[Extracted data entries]
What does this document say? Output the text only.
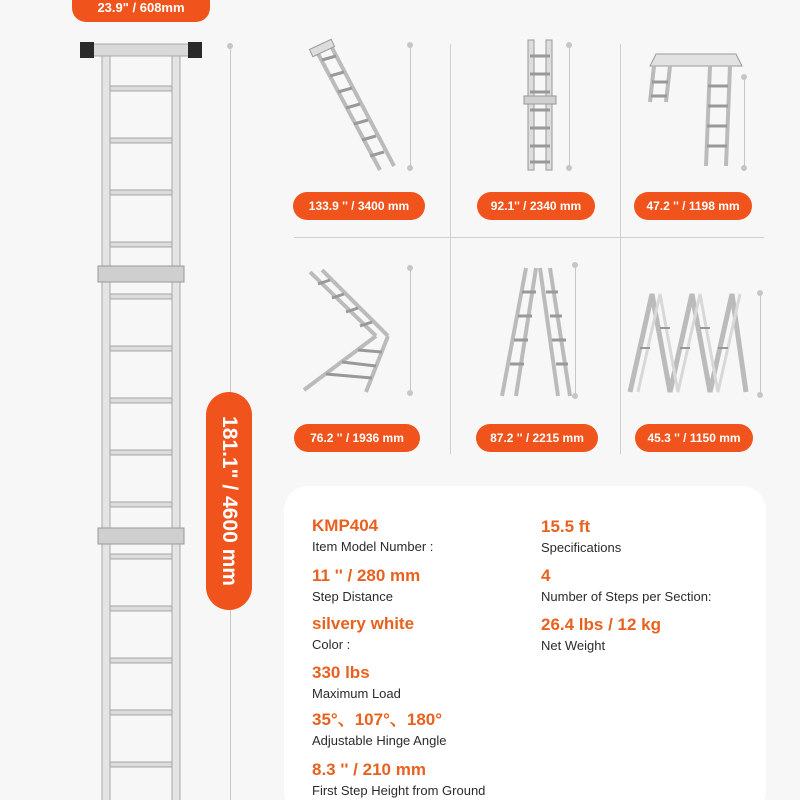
23.9" / 608mm
181.1" / 4600 mm
133.9 '' / 3400 mm	92.1'' / 2340 mm	47.2 '' / 1198 mm
76.2 '' / 1936 mm	87.2 '' / 2215 mm	45.3 '' / 1150 mm
KMP404
Item Model Number :
11 '' / 280 mm
Step Distance
silvery white
Color :
330 lbs
Maximum Load
35°、107°、180°
Adjustable Hinge Angle
8.3 '' / 210 mm
First Step Height from Ground
15.5 ft
Specifications
4
Number of Steps per Section:
26.4 lbs / 12 kg
Net Weight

__Challenge__
Filter the entries and copy out every line with the word "Number".

__Answer to this task__
Item Model Number :
Number of Steps per Section:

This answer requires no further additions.